* _WHAT IS NEEDED_
Your job is to retype all of the data word for word, leaving every image out.

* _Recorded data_
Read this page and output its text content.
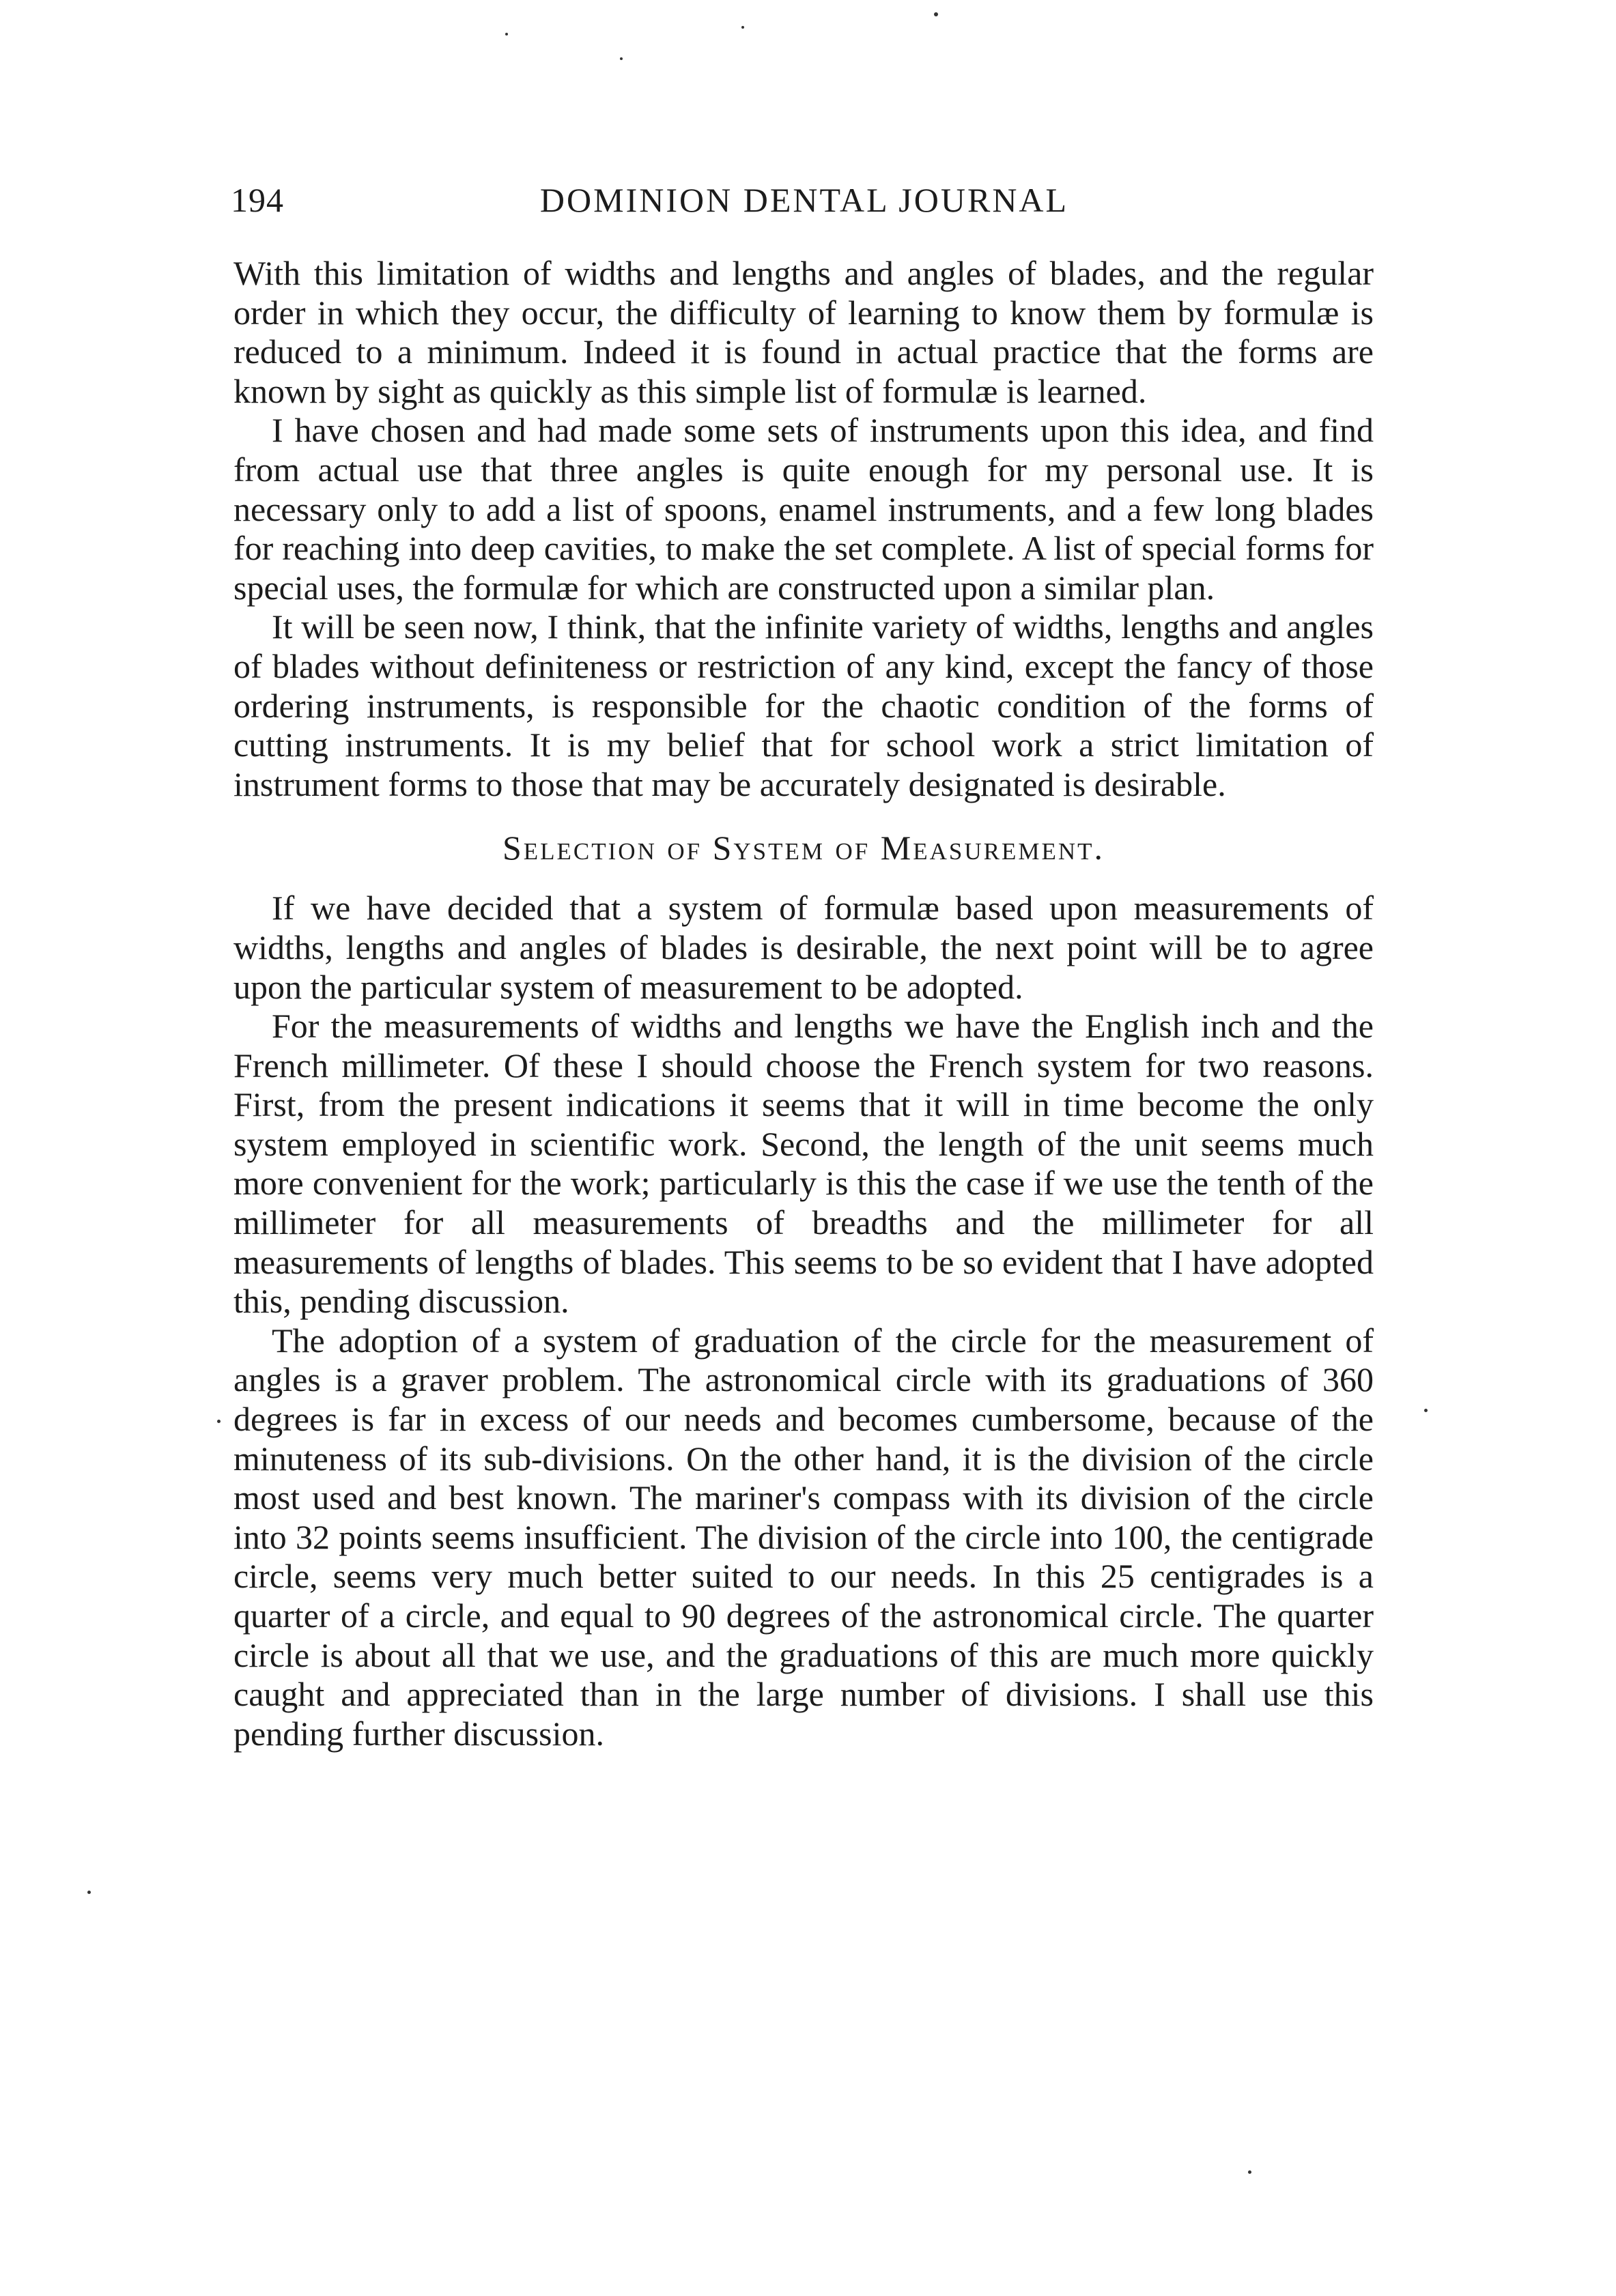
194	DOMINION DENTAL JOURNAL

With this limitation of widths and lengths and angles of blades, and the regular order in which they occur, the difficulty of learning to know them by formulæ is reduced to a minimum. Indeed it is found in actual practice that the forms are known by sight as quickly as this simple list of formulæ is learned.

I have chosen and had made some sets of instruments upon this idea, and find from actual use that three angles is quite enough for my personal use. It is necessary only to add a list of spoons, enamel instruments, and a few long blades for reaching into deep cavities, to make the set complete. A list of special forms for special uses, the formulæ for which are constructed upon a similar plan.

It will be seen now, I think, that the infinite variety of widths, lengths and angles of blades without definiteness or restriction of any kind, except the fancy of those ordering instruments, is responsible for the chaotic condition of the forms of cutting instruments. It is my belief that for school work a strict limitation of instrument forms to those that may be accurately designated is desirable.

Selection of System of Measurement.

If we have decided that a system of formulæ based upon measurements of widths, lengths and angles of blades is desirable, the next point will be to agree upon the particular system of measurement to be adopted.

For the measurements of widths and lengths we have the English inch and the French millimeter. Of these I should choose the French system for two reasons. First, from the present indications it seems that it will in time become the only system employed in scientific work. Second, the length of the unit seems much more convenient for the work; particularly is this the case if we use the tenth of the millimeter for all measurements of breadths and the millimeter for all measurements of lengths of blades. This seems to be so evident that I have adopted this, pending discussion.

The adoption of a system of graduation of the circle for the measurement of angles is a graver problem. The astronomical circle with its graduations of 360 degrees is far in excess of our needs and becomes cumbersome, because of the minuteness of its sub-divisions. On the other hand, it is the division of the circle most used and best known. The mariner's compass with its division of the circle into 32 points seems insufficient. The division of the circle into 100, the centigrade circle, seems very much better suited to our needs. In this 25 centigrades is a quarter of a circle, and equal to 90 degrees of the astronomical circle. The quarter circle is about all that we use, and the graduations of this are much more quickly caught and appreciated than in the large number of divisions. I shall use this pending further discussion.
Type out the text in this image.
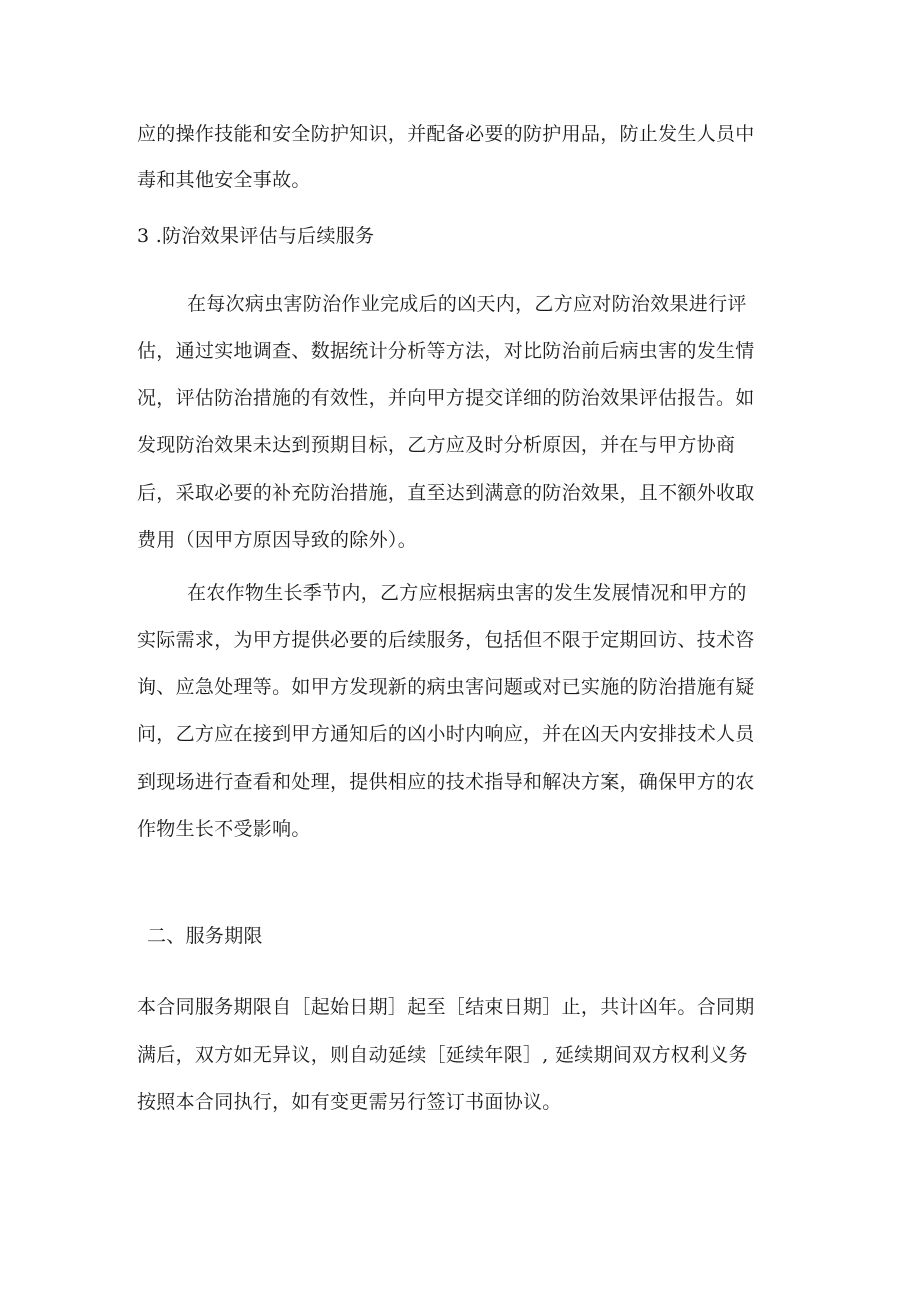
应的操作技能和安全防护知识，并配备必要的防护用品，防止发生人员中
毒和其他安全事故。
3 .防治效果评估与后续服务
在每次病虫害防治作业完成后的凶天内，乙方应对防治效果进行评
估，通过实地调查、数据统计分析等方法，对比防治前后病虫害的发生情
况，评估防治措施的有效性，并向甲方提交详细的防治效果评估报告。如
发现防治效果未达到预期目标，乙方应及时分析原因，并在与甲方协商
后，采取必要的补充防治措施，直至达到满意的防治效果，且不额外收取
费用（因甲方原因导致的除外）。
在农作物生长季节内，乙方应根据病虫害的发生发展情况和甲方的
实际需求，为甲方提供必要的后续服务，包括但不限于定期回访、技术咨
询、应急处理等。如甲方发现新的病虫害问题或对已实施的防治措施有疑
问，乙方应在接到甲方通知后的凶小时内响应，并在凶天内安排技术人员
到现场进行查看和处理，提供相应的技术指导和解决方案，确保甲方的农
作物生长不受影响。
二、服务期限
本合同服务期限自［起始日期］起至［结束日期］止，共计凶年。合同期
满后，双方如无异议，则自动延续［延续年限］, 延续期间双方权利义务
按照本合同执行，如有变更需另行签订书面协议。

* _ANSWER TO THE EXERCISE_
Read this page and output its text content.
194	DOMINION DENTAL JOURNAL

With this limitation of widths and lengths and angles of blades, and the regular order in which they occur, the difficulty of learning to know them by formulæ is reduced to a minimum. Indeed it is found in actual practice that the forms are known by sight as quickly as this simple list of formulæ is learned.

I have chosen and had made some sets of instruments upon this idea, and find from actual use that three angles is quite enough for my personal use. It is necessary only to add a list of spoons, enamel instruments, and a few long blades for reaching into deep cavities, to make the set complete. A list of special forms for special uses, the formulæ for which are constructed upon a similar plan.

It will be seen now, I think, that the infinite variety of widths, lengths and angles of blades without definiteness or restriction of any kind, except the fancy of those ordering instruments, is responsible for the chaotic condition of the forms of cutting instruments. It is my belief that for school work a strict limitation of instrument forms to those that may be accurately designated is desirable.

Selection of System of Measurement.

If we have decided that a system of formulæ based upon measurements of widths, lengths and angles of blades is desirable, the next point will be to agree upon the particular system of measurement to be adopted.

For the measurements of widths and lengths we have the English inch and the French millimeter. Of these I should choose the French system for two reasons. First, from the present indications it seems that it will in time become the only system employed in scientific work. Second, the length of the unit seems much more convenient for the work; particularly is this the case if we use the tenth of the millimeter for all measurements of breadths and the millimeter for all measurements of lengths of blades. This seems to be so evident that I have adopted this, pending discussion.

The adoption of a system of graduation of the circle for the measurement of angles is a graver problem. The astronomical circle with its graduations of 360 degrees is far in excess of our needs and becomes cumbersome, because of the minuteness of its sub-divisions. On the other hand, it is the division of the circle most used and best known. The mariner's compass with its division of the circle into 32 points seems insufficient. The division of the circle into 100, the centigrade circle, seems very much better suited to our needs. In this 25 centigrades is a quarter of a circle, and equal to 90 degrees of the astronomical circle. The quarter circle is about all that we use, and the graduations of this are much more quickly caught and appreciated than in the large number of divisions. I shall use this pending further discussion.
Type out the text in this image.
应的操作技能和安全防护知识，并配备必要的防护用品，防止发生人员中
毒和其他安全事故。
3 .防治效果评估与后续服务
在每次病虫害防治作业完成后的凶天内，乙方应对防治效果进行评
估，通过实地调查、数据统计分析等方法，对比防治前后病虫害的发生情
况，评估防治措施的有效性，并向甲方提交详细的防治效果评估报告。如
发现防治效果未达到预期目标，乙方应及时分析原因，并在与甲方协商
后，采取必要的补充防治措施，直至达到满意的防治效果，且不额外收取
费用（因甲方原因导致的除外）。
在农作物生长季节内，乙方应根据病虫害的发生发展情况和甲方的
实际需求，为甲方提供必要的后续服务，包括但不限于定期回访、技术咨
询、应急处理等。如甲方发现新的病虫害问题或对已实施的防治措施有疑
问，乙方应在接到甲方通知后的凶小时内响应，并在凶天内安排技术人员
到现场进行查看和处理，提供相应的技术指导和解决方案，确保甲方的农
作物生长不受影响。
二、服务期限
本合同服务期限自［起始日期］起至［结束日期］止，共计凶年。合同期
满后，双方如无异议，则自动延续［延续年限］, 延续期间双方权利义务
按照本合同执行，如有变更需另行签订书面协议。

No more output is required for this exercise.